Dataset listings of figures
%%

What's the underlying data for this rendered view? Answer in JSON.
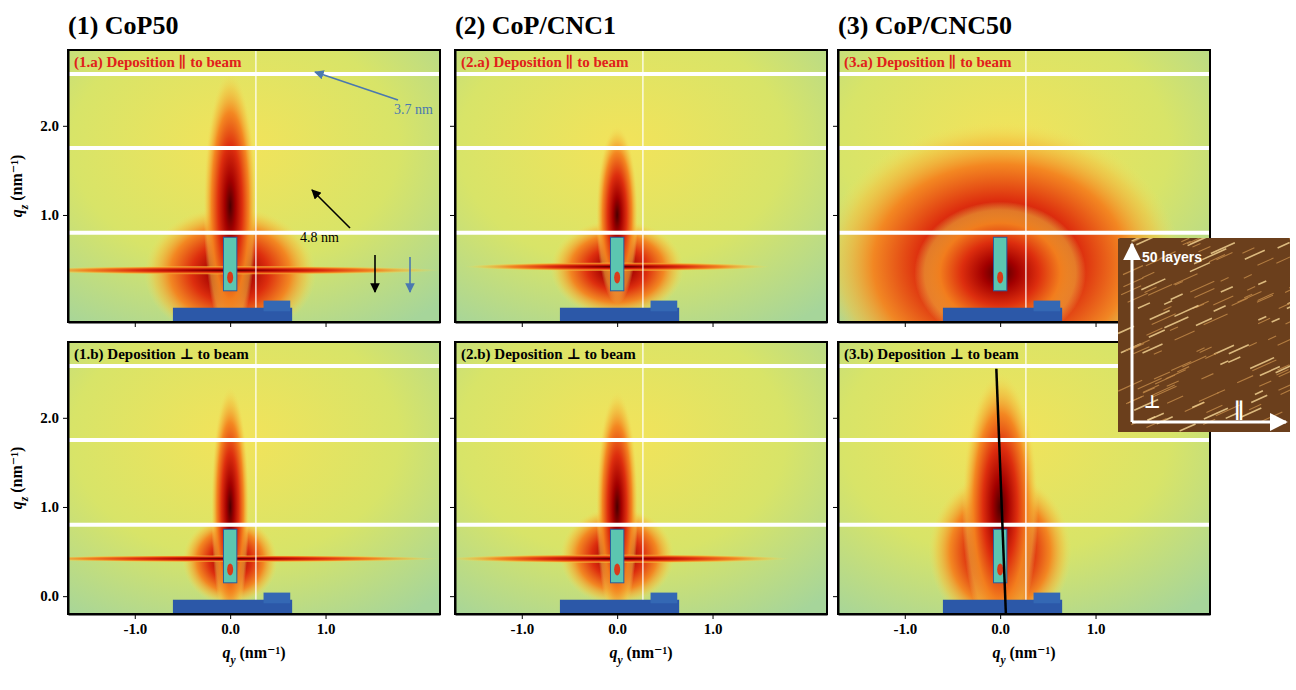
{
  "column_titles": [
    "(1) CoP50",
    "(2) CoP/CNC1",
    "(3) CoP/CNC50"
  ],
  "chart_data": [
    {
      "type": "image",
      "title": "(1.a) Deposition ∥ to beam",
      "ylabel": "qz (nm⁻¹)",
      "xlim": [
        -1.7,
        2.2
      ],
      "ylim": [
        -0.2,
        2.85
      ],
      "xticks": [
        -1,
        0,
        1
      ],
      "yticks": [
        {
          "value": 1,
          "label": "1.0"
        },
        {
          "value": 2,
          "label": "2.0"
        }
      ],
      "tick_labels": "y",
      "annotations": [
        "4.8 nm",
        "3.7 nm"
      ]
    },
    {
      "type": "image",
      "title": "(2.a) Deposition ∥ to beam",
      "xlim": [
        -1.7,
        2.2
      ],
      "ylim": [
        -0.2,
        2.85
      ],
      "xticks": [
        -1,
        0,
        1
      ],
      "yticks": [
        1,
        2
      ],
      "tick_labels": false
    },
    {
      "type": "image",
      "title": "(3.a) Deposition ∥ to beam",
      "xlim": [
        -1.7,
        2.2
      ],
      "ylim": [
        -0.2,
        2.85
      ],
      "xticks": [
        -1,
        0,
        1
      ],
      "yticks": [
        1,
        2
      ],
      "tick_labels": false
    },
    {
      "type": "image",
      "title": "(1.b) Deposition ⊥ to beam",
      "xlabel": "qy (nm⁻¹)",
      "ylabel": "qz (nm⁻¹)",
      "xlim": [
        -1.7,
        2.2
      ],
      "ylim": [
        -0.2,
        2.85
      ],
      "xticks": [
        {
          "value": -1,
          "label": "-1.0"
        },
        {
          "value": 0,
          "label": "0.0"
        },
        {
          "value": 1,
          "label": "1.0"
        }
      ],
      "yticks": [
        {
          "value": 0,
          "label": "0.0"
        },
        {
          "value": 1,
          "label": "1.0"
        },
        {
          "value": 2,
          "label": "2.0"
        }
      ],
      "tick_labels": true
    },
    {
      "type": "image",
      "title": "(2.b) Deposition ⊥ to beam",
      "xlabel": "qy (nm⁻¹)",
      "xlim": [
        -1.7,
        2.2
      ],
      "ylim": [
        -0.2,
        2.85
      ],
      "xticks": [
        {
          "value": -1,
          "label": "-1.0"
        },
        {
          "value": 0,
          "label": "0.0"
        },
        {
          "value": 1,
          "label": "1.0"
        }
      ],
      "yticks": [
        0,
        1,
        2
      ],
      "tick_labels": "x"
    },
    {
      "type": "image",
      "title": "(3.b) Deposition ⊥ to beam",
      "xlabel": "qy (nm⁻¹)",
      "xlim": [
        -1.7,
        2.2
      ],
      "ylim": [
        -0.2,
        2.85
      ],
      "xticks": [
        {
          "value": -1,
          "label": "-1.0"
        },
        {
          "value": 0,
          "label": "0.0"
        },
        {
          "value": 1,
          "label": "1.0"
        }
      ],
      "yticks": [
        0,
        1,
        2
      ],
      "tick_labels": "x"
    }
  ],
  "inset": {
    "labels": [
      "50 layers",
      "⊥",
      "∥"
    ]
  }
}
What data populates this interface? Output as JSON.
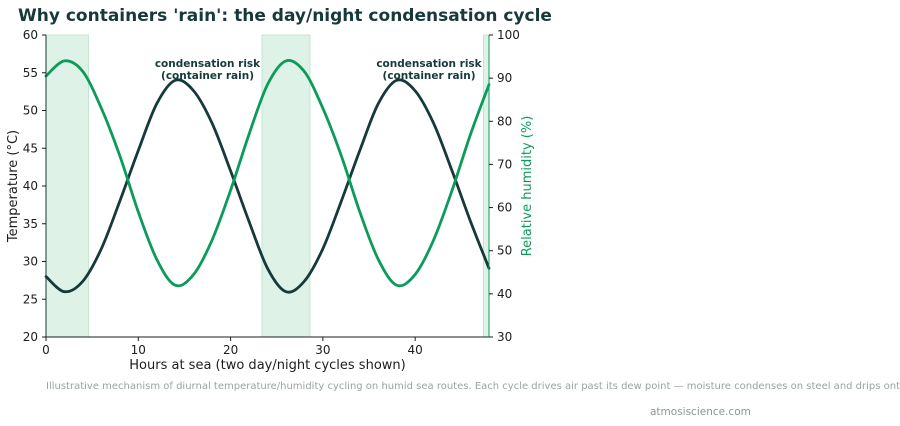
{
  "chart_data": {
    "type": "line",
    "title": "Why containers 'rain': the day/night condensation cycle",
    "xlabel": "Hours at sea (two day/night cycles shown)",
    "ylabel_left": "Temperature (°C)",
    "ylabel_right": "Relative humidity (%)",
    "xlim": [
      0,
      48
    ],
    "ylim_left": [
      20,
      60
    ],
    "ylim_right": [
      30,
      100
    ],
    "x_ticks": [
      "0",
      "10",
      "20",
      "30",
      "40"
    ],
    "y_left_ticks": [
      "20",
      "25",
      "30",
      "35",
      "40",
      "45",
      "50",
      "55",
      "60"
    ],
    "y_right_ticks": [
      "30",
      "40",
      "50",
      "60",
      "70",
      "80",
      "90",
      "100"
    ],
    "grid": false,
    "series": [
      {
        "axis": "left",
        "color": "#16393a",
        "x": [
          0,
          2,
          4,
          6,
          8,
          10,
          12,
          14,
          16,
          18,
          20,
          22,
          24,
          26,
          28,
          30,
          32,
          34,
          36,
          38,
          40,
          42,
          44,
          46,
          48
        ],
        "values": [
          28.0,
          26.0,
          27.4,
          31.7,
          38.0,
          44.7,
          50.9,
          54.0,
          52.6,
          48.3,
          42.0,
          35.3,
          29.1,
          26.0,
          27.4,
          31.7,
          38.0,
          44.7,
          50.9,
          54.0,
          52.6,
          48.3,
          42.0,
          35.3,
          29.1
        ]
      },
      {
        "axis": "right",
        "color": "#0b9b5a",
        "x": [
          0,
          2,
          4,
          6,
          8,
          10,
          12,
          14,
          16,
          18,
          20,
          22,
          24,
          26,
          28,
          30,
          32,
          34,
          36,
          38,
          40,
          42,
          44,
          46,
          48
        ],
        "values": [
          90.5,
          94.0,
          91.5,
          83.0,
          72.0,
          59.0,
          48.0,
          42.0,
          44.5,
          52.5,
          64.0,
          77.0,
          88.5,
          94.0,
          91.5,
          83.0,
          72.0,
          59.0,
          48.0,
          42.0,
          44.5,
          52.5,
          64.0,
          77.0,
          88.5
        ]
      }
    ],
    "shaded_bands": [
      {
        "x0": 0,
        "x1": 4.6
      },
      {
        "x0": 23.4,
        "x1": 28.6
      },
      {
        "x0": 47.4,
        "x1": 48
      }
    ],
    "annotations": [
      {
        "text": "condensation risk\n(container rain)",
        "x": 17.5,
        "y": 55
      },
      {
        "text": "condensation risk\n(container rain)",
        "x": 41.5,
        "y": 55
      }
    ],
    "caption": "Illustrative mechanism of diurnal temperature/humidity cycling on humid sea routes. Each cycle drives air past its dew point — moisture condenses on steel and drips onto cargo.",
    "credit": "atmosiscience.com"
  },
  "colors": {
    "temperature": "#16393a",
    "humidity": "#0b9b5a",
    "band": "#dff2e8",
    "band_edge": "#b7e2cb"
  }
}
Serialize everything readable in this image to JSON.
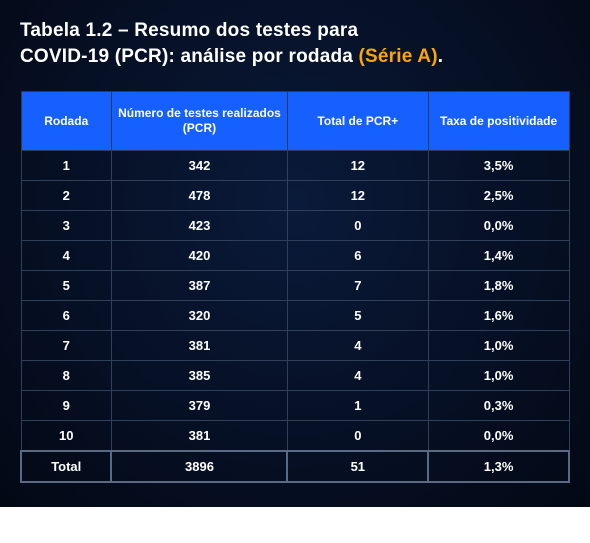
{
  "title": {
    "line1": "Tabela 1.2 – Resumo dos testes para",
    "line2_prefix": "COVID-19 (PCR): análise por rodada ",
    "series": "(Série A)",
    "suffix": "."
  },
  "colors": {
    "header_bg": "#1560ff",
    "accent": "#ffa500",
    "text": "#ffffff",
    "row_border": "#30405a"
  },
  "table": {
    "type": "table",
    "columns": [
      "Rodada",
      "Número de testes realizados (PCR)",
      "Total de PCR+",
      "Taxa de positividade"
    ],
    "rows": [
      [
        "1",
        "342",
        "12",
        "3,5%"
      ],
      [
        "2",
        "478",
        "12",
        "2,5%"
      ],
      [
        "3",
        "423",
        "0",
        "0,0%"
      ],
      [
        "4",
        "420",
        "6",
        "1,4%"
      ],
      [
        "5",
        "387",
        "7",
        "1,8%"
      ],
      [
        "6",
        "320",
        "5",
        "1,6%"
      ],
      [
        "7",
        "381",
        "4",
        "1,0%"
      ],
      [
        "8",
        "385",
        "4",
        "1,0%"
      ],
      [
        "9",
        "379",
        "1",
        "0,3%"
      ],
      [
        "10",
        "381",
        "0",
        "0,0%"
      ]
    ],
    "total_row": [
      "Total",
      "3896",
      "51",
      "1,3%"
    ]
  }
}
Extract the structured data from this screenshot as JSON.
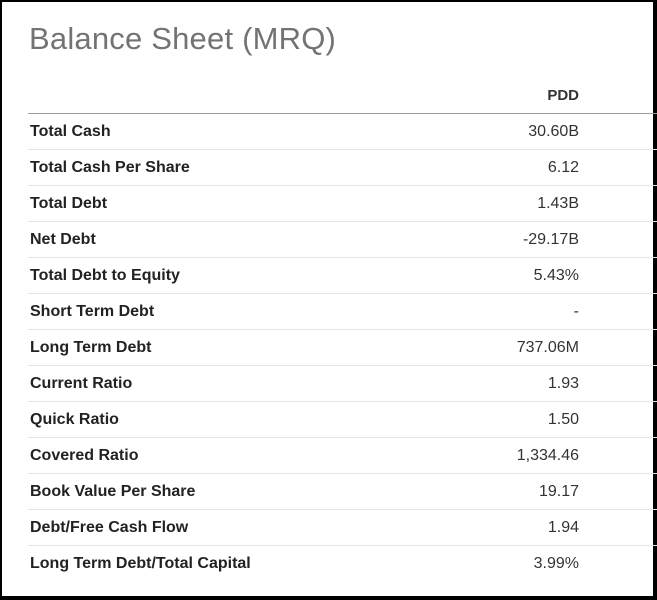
{
  "title": "Balance Sheet (MRQ)",
  "table": {
    "label_header": "",
    "column_header": "PDD",
    "rows": [
      {
        "label": "Total Cash",
        "value": "30.60B"
      },
      {
        "label": "Total Cash Per Share",
        "value": "6.12"
      },
      {
        "label": "Total Debt",
        "value": "1.43B"
      },
      {
        "label": "Net Debt",
        "value": "-29.17B"
      },
      {
        "label": "Total Debt to Equity",
        "value": "5.43%"
      },
      {
        "label": "Short Term Debt",
        "value": "-"
      },
      {
        "label": "Long Term Debt",
        "value": "737.06M"
      },
      {
        "label": "Current Ratio",
        "value": "1.93"
      },
      {
        "label": "Quick Ratio",
        "value": "1.50"
      },
      {
        "label": "Covered Ratio",
        "value": "1,334.46"
      },
      {
        "label": "Book Value Per Share",
        "value": "19.17"
      },
      {
        "label": "Debt/Free Cash Flow",
        "value": "1.94"
      },
      {
        "label": "Long Term Debt/Total Capital",
        "value": "3.99%"
      }
    ]
  }
}
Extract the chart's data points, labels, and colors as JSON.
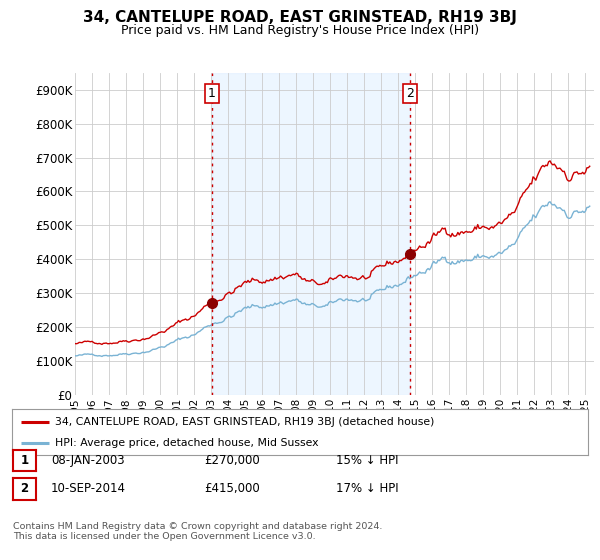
{
  "title": "34, CANTELUPE ROAD, EAST GRINSTEAD, RH19 3BJ",
  "subtitle": "Price paid vs. HM Land Registry's House Price Index (HPI)",
  "title_fontsize": 11,
  "subtitle_fontsize": 9,
  "hpi_color": "#7ab3d4",
  "price_color": "#cc0000",
  "marker_color": "#8b0000",
  "sale1_date_num": 2003.04,
  "sale1_price": 270000,
  "sale1_label": "1",
  "sale2_date_num": 2014.7,
  "sale2_price": 415000,
  "sale2_label": "2",
  "vline_color": "#cc0000",
  "vline_style": ":",
  "fill_color": "#ddeeff",
  "fill_alpha": 0.5,
  "ymin": 0,
  "ymax": 950000,
  "xmin": 1995,
  "xmax": 2025.5,
  "yticks": [
    0,
    100000,
    200000,
    300000,
    400000,
    500000,
    600000,
    700000,
    800000,
    900000
  ],
  "ytick_labels": [
    "£0",
    "£100K",
    "£200K",
    "£300K",
    "£400K",
    "£500K",
    "£600K",
    "£700K",
    "£800K",
    "£900K"
  ],
  "xticks": [
    1995,
    1996,
    1997,
    1998,
    1999,
    2000,
    2001,
    2002,
    2003,
    2004,
    2005,
    2006,
    2007,
    2008,
    2009,
    2010,
    2011,
    2012,
    2013,
    2014,
    2015,
    2016,
    2017,
    2018,
    2019,
    2020,
    2021,
    2022,
    2023,
    2024,
    2025
  ],
  "background_color": "#ffffff",
  "grid_color": "#cccccc",
  "legend_label_red": "34, CANTELUPE ROAD, EAST GRINSTEAD, RH19 3BJ (detached house)",
  "legend_label_blue": "HPI: Average price, detached house, Mid Sussex",
  "table_row1": [
    "1",
    "08-JAN-2003",
    "£270,000",
    "15% ↓ HPI"
  ],
  "table_row2": [
    "2",
    "10-SEP-2014",
    "£415,000",
    "17% ↓ HPI"
  ],
  "footnote": "Contains HM Land Registry data © Crown copyright and database right 2024.\nThis data is licensed under the Open Government Licence v3.0."
}
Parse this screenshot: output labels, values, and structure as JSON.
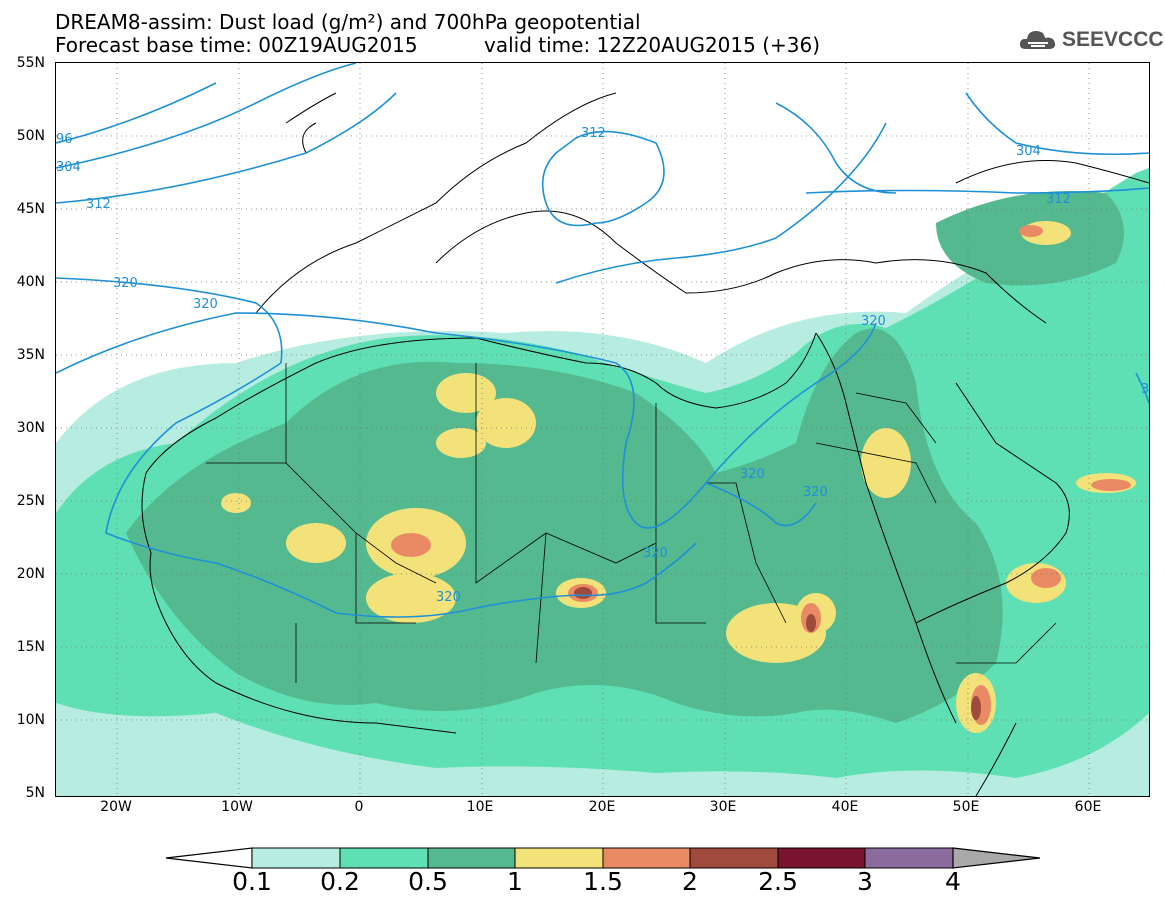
{
  "header": {
    "title_line1": "DREAM8-assim: Dust load (g/m²) and 700hPa geopotential",
    "title_line2_base": "Forecast base time: 00Z19AUG2015",
    "title_line2_valid": "valid time: 12Z20AUG2015 (+36)"
  },
  "logo": {
    "text": "SEEVCCC",
    "icon": "cloud-icon"
  },
  "map": {
    "lat_labels": [
      "55N",
      "50N",
      "45N",
      "40N",
      "35N",
      "30N",
      "25N",
      "20N",
      "15N",
      "10N",
      "5N"
    ],
    "lon_labels": [
      "20W",
      "10W",
      "0",
      "10E",
      "20E",
      "30E",
      "40E",
      "50E",
      "60E"
    ],
    "lat_range": [
      5,
      55
    ],
    "lon_range": [
      -25,
      65
    ],
    "contour_labels": [
      "96",
      "304",
      "312",
      "320",
      "320",
      "312",
      "320",
      "320",
      "320",
      "320",
      "304",
      "312",
      "320",
      "3"
    ],
    "contour_color": "#1e90d8"
  },
  "colorbar": {
    "labels": [
      "0.1",
      "0.2",
      "0.5",
      "1",
      "1.5",
      "2",
      "2.5",
      "3",
      "4"
    ],
    "colors": [
      "#ffffff",
      "#b7ede1",
      "#5fe0b4",
      "#55b98f",
      "#f3e27a",
      "#e98a65",
      "#a04a3d",
      "#7a1430",
      "#8b6a9e",
      "#a9a9a9"
    ]
  }
}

%%

Task to complete: Filter the records down to the lines that contain the string "Ratio", and copy those lines.

Complete response:
        "label": "Current Ratio",
        "label": "Quick Ratio",
        "label": "Covered Ratio",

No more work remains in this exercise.